Come funzionano i teli sui ghiacciai alpini

Questo tipo di tecnologia è stata già utilizzata nel corso degli anni su vari ghiacciai alpini e, non lo neghiamo, ha ridotto di molto lo scioglimento dei ghiacciai. Per esempio, il telo disposto sul Presena, appartenente al gruppo della Presanella, in Trentino-Alto Adige, ha ridotto lo scioglimento del ghiaccio del 52%. Questo avviene perché i teli sono di un materiale e di un colore (bianco molto acceso) che riflettono la luce e impediscono alla neve e al ghiaccio sottostanti di raggiungere temperature troppo elevate.

Questa temporanea vittoria, però, non deve illuderci che abbiamo tra le mani la soluzione al cambiamento climatico. Molte associazioni ambientaliste, Legambiente in testa, sono scettici a riguardo. Vanda Bonardo, responsabile Alpi per Legambiente e presidente del Comitato internazionale per la protezione delle Alpi (Cipra) ha rivelato all’ANSA che i teli sono solo un palliativo o un accanimento terapeutico, ma non sono la soluzione. Anzi, sottolinea, rappresentano un rimedio solo temporaneo che trasmette però all’opinione pubblica una illusione errata, che i ghiacciai così si possano salvare“.

Record provenienti da una fonte di dati
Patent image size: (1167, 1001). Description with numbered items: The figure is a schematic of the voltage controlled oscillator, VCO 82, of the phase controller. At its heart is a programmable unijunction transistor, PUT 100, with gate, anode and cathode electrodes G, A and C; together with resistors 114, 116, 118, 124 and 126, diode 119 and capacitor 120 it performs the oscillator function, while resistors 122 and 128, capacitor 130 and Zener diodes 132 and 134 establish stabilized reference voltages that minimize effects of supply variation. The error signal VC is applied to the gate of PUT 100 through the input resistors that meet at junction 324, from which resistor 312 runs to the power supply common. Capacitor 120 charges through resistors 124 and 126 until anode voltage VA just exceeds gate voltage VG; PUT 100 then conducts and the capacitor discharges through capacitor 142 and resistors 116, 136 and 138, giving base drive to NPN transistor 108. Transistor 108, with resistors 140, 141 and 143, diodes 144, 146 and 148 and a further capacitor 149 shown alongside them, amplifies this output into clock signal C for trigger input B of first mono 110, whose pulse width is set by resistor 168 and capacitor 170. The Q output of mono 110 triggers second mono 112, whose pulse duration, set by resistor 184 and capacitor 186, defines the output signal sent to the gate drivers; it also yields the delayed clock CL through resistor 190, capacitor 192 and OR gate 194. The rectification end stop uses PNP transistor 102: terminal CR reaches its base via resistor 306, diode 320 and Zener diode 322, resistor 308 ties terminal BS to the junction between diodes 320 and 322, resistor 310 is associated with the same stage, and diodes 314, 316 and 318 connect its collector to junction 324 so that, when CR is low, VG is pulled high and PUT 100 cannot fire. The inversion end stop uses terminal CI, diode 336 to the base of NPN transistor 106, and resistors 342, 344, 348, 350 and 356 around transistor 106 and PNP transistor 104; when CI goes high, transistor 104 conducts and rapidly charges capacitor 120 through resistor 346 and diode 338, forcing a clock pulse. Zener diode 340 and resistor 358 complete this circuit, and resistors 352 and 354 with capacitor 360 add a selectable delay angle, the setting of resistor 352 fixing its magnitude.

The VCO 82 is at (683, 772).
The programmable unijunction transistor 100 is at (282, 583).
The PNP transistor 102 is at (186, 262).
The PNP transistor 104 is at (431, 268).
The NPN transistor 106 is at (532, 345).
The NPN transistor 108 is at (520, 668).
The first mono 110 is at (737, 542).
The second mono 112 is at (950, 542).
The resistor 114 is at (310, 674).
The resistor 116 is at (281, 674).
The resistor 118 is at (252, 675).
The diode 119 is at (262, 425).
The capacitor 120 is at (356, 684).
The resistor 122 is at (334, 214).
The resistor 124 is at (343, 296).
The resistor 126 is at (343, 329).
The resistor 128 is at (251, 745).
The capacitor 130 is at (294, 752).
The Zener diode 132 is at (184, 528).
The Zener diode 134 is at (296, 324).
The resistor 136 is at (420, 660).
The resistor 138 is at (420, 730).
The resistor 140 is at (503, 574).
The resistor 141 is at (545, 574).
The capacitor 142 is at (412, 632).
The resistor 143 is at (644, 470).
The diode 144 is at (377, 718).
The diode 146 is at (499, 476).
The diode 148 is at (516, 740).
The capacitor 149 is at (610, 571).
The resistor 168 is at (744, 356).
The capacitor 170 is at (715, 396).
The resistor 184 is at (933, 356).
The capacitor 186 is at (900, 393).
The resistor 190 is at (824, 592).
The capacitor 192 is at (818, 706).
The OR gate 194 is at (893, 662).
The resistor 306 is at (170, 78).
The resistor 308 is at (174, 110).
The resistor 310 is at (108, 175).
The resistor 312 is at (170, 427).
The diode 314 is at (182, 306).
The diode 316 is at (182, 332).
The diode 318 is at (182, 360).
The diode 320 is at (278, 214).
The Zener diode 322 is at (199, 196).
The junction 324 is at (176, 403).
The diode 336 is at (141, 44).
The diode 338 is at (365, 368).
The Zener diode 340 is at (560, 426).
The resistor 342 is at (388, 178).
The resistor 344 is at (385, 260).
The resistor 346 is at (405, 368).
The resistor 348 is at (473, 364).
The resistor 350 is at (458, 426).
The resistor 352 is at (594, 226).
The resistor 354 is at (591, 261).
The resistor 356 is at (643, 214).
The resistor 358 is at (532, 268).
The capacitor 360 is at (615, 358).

> _CONSEGNA_:
Riproduci per intero e senza alcuna modifica il brano sui teli stesi sui ghiacciai alpini.

> _SOLUZIONE ESERCIZIO_:
Come funzionano i teli sui ghiacciai alpini

Questo tipo di tecnologia è stata già utilizzata nel corso degli anni su vari ghiacciai alpini e, non lo neghiamo, ha ridotto di molto lo scioglimento dei ghiacciai. Per esempio, il telo disposto sul Presena, appartenente al gruppo della Presanella, in Trentino-Alto Adige, ha ridotto lo scioglimento del ghiaccio del 52%. Questo avviene perché i teli sono di un materiale e di un colore (bianco molto acceso) che riflettono la luce e impediscono alla neve e al ghiaccio sottostanti di raggiungere temperature troppo elevate.

Questa temporanea vittoria, però, non deve illuderci che abbiamo tra le mani la soluzione al cambiamento climatico. Molte associazioni ambientaliste, Legambiente in testa, sono scettici a riguardo. Vanda Bonardo, responsabile Alpi per Legambiente e presidente del Comitato internazionale per la protezione delle Alpi (Cipra) ha rivelato all’ANSA che i teli sono solo un palliativo o un accanimento terapeutico, ma non sono la soluzione. Anzi, sottolinea, rappresentano un rimedio solo temporaneo che trasmette però all’opinione pubblica una illusione errata, che i ghiacciai così si possano salvare“.